What the task asks » The entries below should be given again exactly, minus their pictures.

Records for the exercise »
• • • • •
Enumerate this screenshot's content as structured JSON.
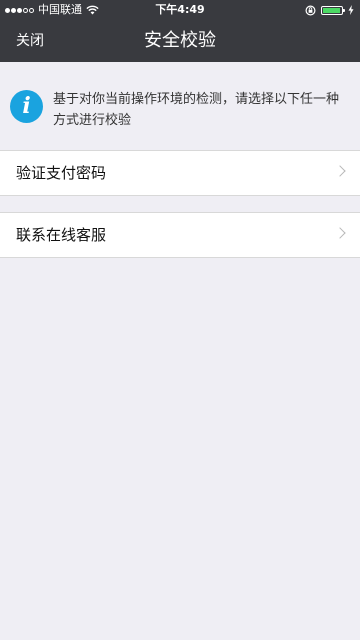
{
  "status_bar": {
    "carrier": "中国联通",
    "time": "下午4:49",
    "signal": {
      "on": 3,
      "total": 5
    },
    "battery_level": 0.95,
    "battery_color": "#4cd964"
  },
  "nav": {
    "close_label": "关闭",
    "title": "安全校验"
  },
  "notice": {
    "icon": "info-icon",
    "text": "基于对你当前操作环境的检测，请选择以下任一种方式进行校验"
  },
  "options": [
    {
      "label": "验证支付密码",
      "icon": "chevron-right-icon"
    },
    {
      "label": "联系在线客服",
      "icon": "chevron-right-icon"
    }
  ],
  "colors": {
    "header_bg": "#393a3f",
    "page_bg": "#efeef4",
    "info_blue": "#1aa3df"
  }
}
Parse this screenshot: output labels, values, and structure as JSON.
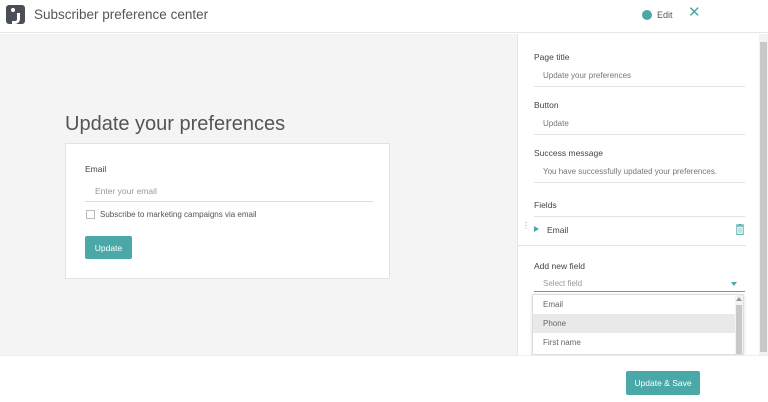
{
  "app": {
    "title": "Subscriber preference center",
    "edit_label": "Edit",
    "logo_icon": "logo-icon",
    "close_icon": "close-icon"
  },
  "preview": {
    "title": "Update your preferences",
    "email_label": "Email",
    "email_placeholder": "Enter your email",
    "checkbox_label": "Subscribe to marketing campaigns via email",
    "button_label": "Update"
  },
  "panel": {
    "page_title_label": "Page title",
    "page_title_value": "Update your preferences",
    "button_label": "Button",
    "button_value": "Update",
    "success_label": "Success message",
    "success_value": "You have successfully updated your preferences.",
    "fields_label": "Fields",
    "fields": [
      {
        "name": "Email",
        "icons": [
          "drag-handle-icon",
          "expand-caret-icon",
          "trash-icon"
        ]
      }
    ],
    "add_field_label": "Add new field",
    "select_placeholder": "Select field",
    "dropdown_options": [
      "Email",
      "Phone",
      "First name"
    ],
    "highlighted_option": "Phone"
  },
  "footer": {
    "save_label": "Update & Save"
  },
  "colors": {
    "accent": "#4aa9a8",
    "canvas_bg": "#f4f4f4"
  }
}
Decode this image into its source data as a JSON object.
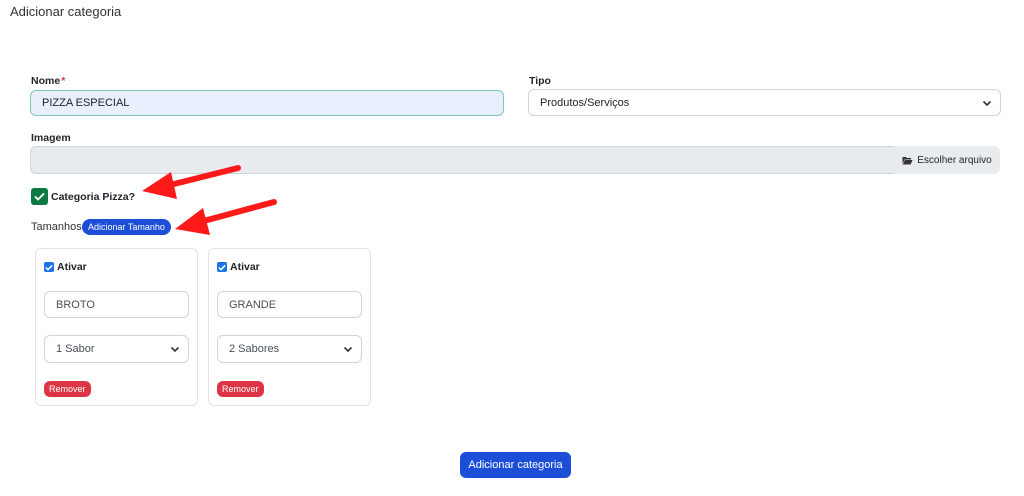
{
  "page": {
    "title": "Adicionar categoria"
  },
  "form": {
    "nome": {
      "label": "Nome",
      "required_mark": "*",
      "value": "PIZZA ESPECIAL"
    },
    "tipo": {
      "label": "Tipo",
      "selected": "Produtos/Serviços"
    },
    "imagem": {
      "label": "Imagem",
      "file_button": "Escolher arquivo"
    },
    "categoria_pizza": {
      "label": "Categoria Pizza?",
      "checked": true
    },
    "tamanhos": {
      "label": "Tamanhos",
      "add_button": "Adicionar Tamanho",
      "items": [
        {
          "ativar_label": "Ativar",
          "ativo": true,
          "name": "BROTO",
          "sabores": "1 Sabor",
          "remove_label": "Remover"
        },
        {
          "ativar_label": "Ativar",
          "ativo": true,
          "name": "GRANDE",
          "sabores": "2 Sabores",
          "remove_label": "Remover"
        }
      ]
    },
    "submit_label": "Adicionar categoria"
  },
  "colors": {
    "primary": "#1d4ed8",
    "danger": "#dc3545",
    "checkbox_green": "#0e7a43",
    "arrow_red": "#ff1a1a"
  },
  "icons": {
    "file_button": "folder-open-icon",
    "select": "chevron-down-icon",
    "check": "check-icon"
  }
}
• • • • •
Task solution »
Enumerate this screenshot's content as structured JSON.
{
  "status_bar": {
    "carrier": "中国联通",
    "time": "下午4:49",
    "signal": {
      "on": 3,
      "total": 5
    },
    "battery_level": 0.95,
    "battery_color": "#4cd964"
  },
  "nav": {
    "close_label": "关闭",
    "title": "安全校验"
  },
  "notice": {
    "icon": "info-icon",
    "text": "基于对你当前操作环境的检测，请选择以下任一种方式进行校验"
  },
  "options": [
    {
      "label": "验证支付密码",
      "icon": "chevron-right-icon"
    },
    {
      "label": "联系在线客服",
      "icon": "chevron-right-icon"
    }
  ],
  "colors": {
    "header_bg": "#393a3f",
    "page_bg": "#efeef4",
    "info_blue": "#1aa3df"
  }
}
Parse this screenshot: output labels, values, and structure as JSON.
{
  "app": {
    "title": "Subscriber preference center",
    "edit_label": "Edit",
    "logo_icon": "logo-icon",
    "close_icon": "close-icon"
  },
  "preview": {
    "title": "Update your preferences",
    "email_label": "Email",
    "email_placeholder": "Enter your email",
    "checkbox_label": "Subscribe to marketing campaigns via email",
    "button_label": "Update"
  },
  "panel": {
    "page_title_label": "Page title",
    "page_title_value": "Update your preferences",
    "button_label": "Button",
    "button_value": "Update",
    "success_label": "Success message",
    "success_value": "You have successfully updated your preferences.",
    "fields_label": "Fields",
    "fields": [
      {
        "name": "Email",
        "icons": [
          "drag-handle-icon",
          "expand-caret-icon",
          "trash-icon"
        ]
      }
    ],
    "add_field_label": "Add new field",
    "select_placeholder": "Select field",
    "dropdown_options": [
      "Email",
      "Phone",
      "First name"
    ],
    "highlighted_option": "Phone"
  },
  "footer": {
    "save_label": "Update & Save"
  },
  "colors": {
    "accent": "#4aa9a8",
    "canvas_bg": "#f4f4f4"
  }
}
Decode this image into its source data as a JSON object.
{
  "page": {
    "title": "Adicionar categoria"
  },
  "form": {
    "nome": {
      "label": "Nome",
      "required_mark": "*",
      "value": "PIZZA ESPECIAL"
    },
    "tipo": {
      "label": "Tipo",
      "selected": "Produtos/Serviços"
    },
    "imagem": {
      "label": "Imagem",
      "file_button": "Escolher arquivo"
    },
    "categoria_pizza": {
      "label": "Categoria Pizza?",
      "checked": true
    },
    "tamanhos": {
      "label": "Tamanhos",
      "add_button": "Adicionar Tamanho",
      "items": [
        {
          "ativar_label": "Ativar",
          "ativo": true,
          "name": "BROTO",
          "sabores": "1 Sabor",
          "remove_label": "Remover"
        },
        {
          "ativar_label": "Ativar",
          "ativo": true,
          "name": "GRANDE",
          "sabores": "2 Sabores",
          "remove_label": "Remover"
        }
      ]
    },
    "submit_label": "Adicionar categoria"
  },
  "colors": {
    "primary": "#1d4ed8",
    "danger": "#dc3545",
    "checkbox_green": "#0e7a43",
    "arrow_red": "#ff1a1a"
  },
  "icons": {
    "file_button": "folder-open-icon",
    "select": "chevron-down-icon",
    "check": "check-icon"
  }
}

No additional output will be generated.